▶ **Listing**
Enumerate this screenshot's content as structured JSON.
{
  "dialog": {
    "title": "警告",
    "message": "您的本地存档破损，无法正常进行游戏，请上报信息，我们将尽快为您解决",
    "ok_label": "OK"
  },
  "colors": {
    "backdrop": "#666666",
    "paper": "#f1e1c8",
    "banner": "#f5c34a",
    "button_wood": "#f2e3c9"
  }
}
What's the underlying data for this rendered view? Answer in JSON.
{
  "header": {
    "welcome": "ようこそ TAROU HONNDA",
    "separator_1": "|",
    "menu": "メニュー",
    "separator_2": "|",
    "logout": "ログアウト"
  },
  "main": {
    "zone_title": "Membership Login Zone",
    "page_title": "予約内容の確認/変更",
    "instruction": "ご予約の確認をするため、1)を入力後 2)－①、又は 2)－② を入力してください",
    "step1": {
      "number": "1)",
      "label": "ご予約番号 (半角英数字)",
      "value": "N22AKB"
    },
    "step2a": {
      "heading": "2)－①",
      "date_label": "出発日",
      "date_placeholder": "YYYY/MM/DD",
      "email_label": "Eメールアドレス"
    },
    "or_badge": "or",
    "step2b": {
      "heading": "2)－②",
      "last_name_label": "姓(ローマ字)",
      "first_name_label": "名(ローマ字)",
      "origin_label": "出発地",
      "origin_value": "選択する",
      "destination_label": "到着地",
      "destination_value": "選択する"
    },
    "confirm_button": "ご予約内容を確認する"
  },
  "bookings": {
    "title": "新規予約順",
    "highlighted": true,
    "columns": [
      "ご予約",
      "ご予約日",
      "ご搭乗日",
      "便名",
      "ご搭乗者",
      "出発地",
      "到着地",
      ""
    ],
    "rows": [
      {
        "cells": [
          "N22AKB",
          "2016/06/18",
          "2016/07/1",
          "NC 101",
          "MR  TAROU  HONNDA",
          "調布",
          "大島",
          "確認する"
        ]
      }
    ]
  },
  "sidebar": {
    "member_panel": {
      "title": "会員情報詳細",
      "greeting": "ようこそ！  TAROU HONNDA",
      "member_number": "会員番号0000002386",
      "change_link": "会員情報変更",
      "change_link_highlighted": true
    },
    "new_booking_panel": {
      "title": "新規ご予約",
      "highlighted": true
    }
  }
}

==

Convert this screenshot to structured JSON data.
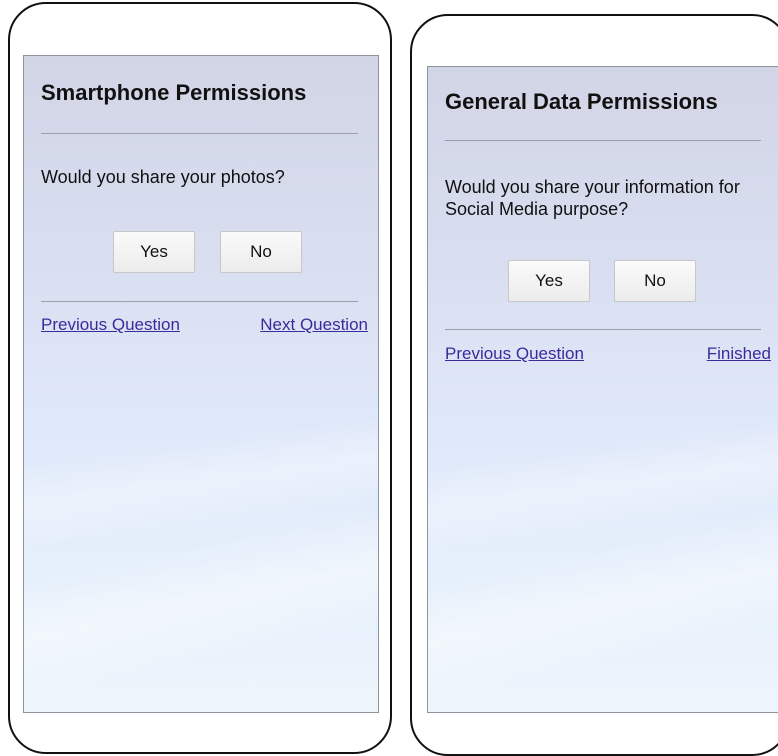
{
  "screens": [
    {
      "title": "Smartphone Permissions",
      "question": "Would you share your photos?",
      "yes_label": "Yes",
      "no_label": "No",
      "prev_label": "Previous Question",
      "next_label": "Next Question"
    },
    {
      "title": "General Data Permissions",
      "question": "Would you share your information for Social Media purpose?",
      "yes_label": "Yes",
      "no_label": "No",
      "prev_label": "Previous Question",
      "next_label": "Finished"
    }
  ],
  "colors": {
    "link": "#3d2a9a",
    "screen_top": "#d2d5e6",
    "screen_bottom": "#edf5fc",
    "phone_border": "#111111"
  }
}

* * *

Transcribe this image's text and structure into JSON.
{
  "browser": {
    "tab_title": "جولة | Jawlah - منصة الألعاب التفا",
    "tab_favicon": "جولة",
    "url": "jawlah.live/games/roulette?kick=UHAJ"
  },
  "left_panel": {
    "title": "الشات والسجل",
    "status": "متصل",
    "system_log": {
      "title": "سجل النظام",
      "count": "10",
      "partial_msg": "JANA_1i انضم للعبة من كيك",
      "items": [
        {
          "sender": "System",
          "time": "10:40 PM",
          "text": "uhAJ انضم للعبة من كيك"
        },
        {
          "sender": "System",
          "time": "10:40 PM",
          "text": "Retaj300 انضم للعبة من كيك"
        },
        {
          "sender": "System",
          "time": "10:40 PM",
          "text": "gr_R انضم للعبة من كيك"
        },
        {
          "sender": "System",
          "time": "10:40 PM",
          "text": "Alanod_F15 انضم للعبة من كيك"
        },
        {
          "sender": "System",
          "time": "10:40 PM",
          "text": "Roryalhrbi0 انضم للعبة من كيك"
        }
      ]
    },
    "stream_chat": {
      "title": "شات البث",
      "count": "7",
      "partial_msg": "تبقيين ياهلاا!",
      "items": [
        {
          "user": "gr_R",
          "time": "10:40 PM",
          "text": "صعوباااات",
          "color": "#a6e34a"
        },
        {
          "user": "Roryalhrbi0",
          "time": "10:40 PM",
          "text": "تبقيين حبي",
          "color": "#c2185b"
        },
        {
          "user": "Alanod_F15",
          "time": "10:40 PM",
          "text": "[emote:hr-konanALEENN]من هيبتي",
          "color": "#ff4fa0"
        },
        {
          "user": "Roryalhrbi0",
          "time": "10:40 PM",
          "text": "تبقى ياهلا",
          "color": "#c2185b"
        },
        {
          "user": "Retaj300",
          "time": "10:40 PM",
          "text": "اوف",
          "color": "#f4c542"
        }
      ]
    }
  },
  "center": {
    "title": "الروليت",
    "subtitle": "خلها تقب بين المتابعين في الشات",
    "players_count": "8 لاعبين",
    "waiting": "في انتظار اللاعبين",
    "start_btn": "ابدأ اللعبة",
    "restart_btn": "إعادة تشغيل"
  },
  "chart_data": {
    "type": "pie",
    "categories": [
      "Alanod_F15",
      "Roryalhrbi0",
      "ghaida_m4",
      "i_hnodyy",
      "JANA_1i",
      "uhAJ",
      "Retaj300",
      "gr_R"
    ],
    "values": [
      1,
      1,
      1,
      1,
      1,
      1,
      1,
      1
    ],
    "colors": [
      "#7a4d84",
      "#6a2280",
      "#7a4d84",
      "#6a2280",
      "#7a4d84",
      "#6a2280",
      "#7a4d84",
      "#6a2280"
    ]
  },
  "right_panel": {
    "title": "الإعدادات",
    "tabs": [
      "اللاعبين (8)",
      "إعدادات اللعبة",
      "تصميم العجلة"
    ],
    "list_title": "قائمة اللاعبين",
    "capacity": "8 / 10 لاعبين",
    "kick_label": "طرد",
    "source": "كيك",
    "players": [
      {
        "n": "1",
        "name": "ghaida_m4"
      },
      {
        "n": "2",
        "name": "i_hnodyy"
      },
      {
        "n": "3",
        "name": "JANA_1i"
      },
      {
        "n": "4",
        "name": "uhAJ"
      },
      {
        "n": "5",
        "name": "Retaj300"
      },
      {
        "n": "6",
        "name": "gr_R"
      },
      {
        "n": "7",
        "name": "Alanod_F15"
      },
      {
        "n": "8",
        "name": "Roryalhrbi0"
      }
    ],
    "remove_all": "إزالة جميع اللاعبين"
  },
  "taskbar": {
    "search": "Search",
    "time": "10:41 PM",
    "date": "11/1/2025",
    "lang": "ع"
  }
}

▶ **Written request**
Copy out every line holding the string "Permissions".

▶ **Result for this exercise**
      "title": "Smartphone Permissions",
      "title": "General Data Permissions",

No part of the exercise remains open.